> [Prompt]: With the images removed, repeat the data below exactly.

> [Entries provided]:
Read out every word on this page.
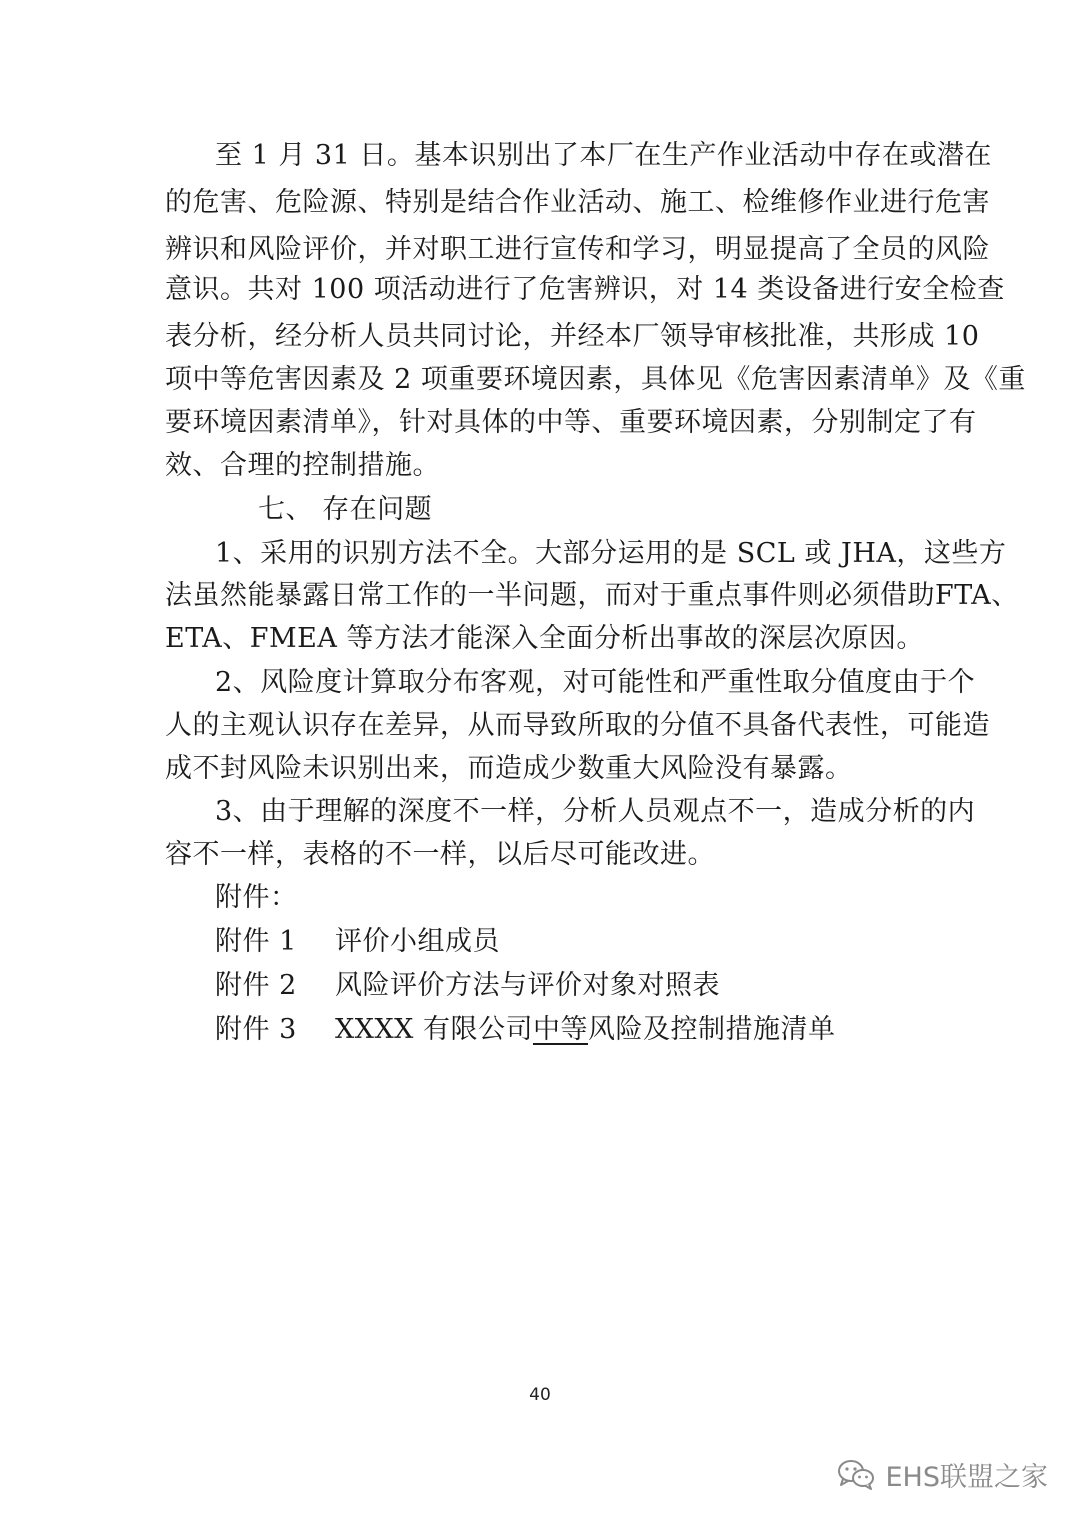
至 1 月 31 日。基本识别出了本厂在生产作业活动中存在或潜在
的危害、危险源、特别是结合作业活动、施工、检维修作业进行危害
辨识和风险评价，并对职工进行宣传和学习，明显提高了全员的风险
意识。共对 100 项活动进行了危害辨识，对 14 类设备进行安全检查
表分析，经分析人员共同讨论，并经本厂领导审核批准，共形成 10
项中等危害因素及 2 项重要环境因素，具体见《危害因素清单》及《重
要环境因素清单》，针对具体的中等、重要环境因素，分别制定了有
效、合理的控制措施。
七、 存在问题
1、采用的识别方法不全。大部分运用的是 SCL 或 JHA，这些方
法虽然能暴露日常工作的一半问题，而对于重点事件则必须借助FTA、
ETA、FMEA 等方法才能深入全面分析出事故的深层次原因。
2、风险度计算取分布客观，对可能性和严重性取分值度由于个
人的主观认识存在差异，从而导致所取的分值不具备代表性，可能造
成不封风险未识别出来，而造成少数重大风险没有暴露。
3、由于理解的深度不一样，分析人员观点不一，造成分析的内
容不一样，表格的不一样，以后尽可能改进。
附件：
附件 1 评价小组成员
附件 2 风险评价方法与评价对象对照表
附件 3 XXXX 有限公司中等风险及控制措施清单
40
EHS联盟之家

> [Response to this task]:
Read out every word on this page.
至 1 月 31 日。基本识别出了本厂在生产作业活动中存在或潜在
的危害、危险源、特别是结合作业活动、施工、检维修作业进行危害
辨识和风险评价，并对职工进行宣传和学习，明显提高了全员的风险
意识。共对 100 项活动进行了危害辨识，对 14 类设备进行安全检查
表分析，经分析人员共同讨论，并经本厂领导审核批准，共形成 10
项中等危害因素及 2 项重要环境因素，具体见《危害因素清单》及《重
要环境因素清单》，针对具体的中等、重要环境因素，分别制定了有
效、合理的控制措施。
七、 存在问题
1、采用的识别方法不全。大部分运用的是 SCL 或 JHA，这些方
法虽然能暴露日常工作的一半问题，而对于重点事件则必须借助FTA、
ETA、FMEA 等方法才能深入全面分析出事故的深层次原因。
2、风险度计算取分布客观，对可能性和严重性取分值度由于个
人的主观认识存在差异，从而导致所取的分值不具备代表性，可能造
成不封风险未识别出来，而造成少数重大风险没有暴露。
3、由于理解的深度不一样，分析人员观点不一，造成分析的内
容不一样，表格的不一样，以后尽可能改进。
附件：
附件 1 评价小组成员
附件 2 风险评价方法与评价对象对照表
附件 3 XXXX 有限公司中等风险及控制措施清单
40
EHS联盟之家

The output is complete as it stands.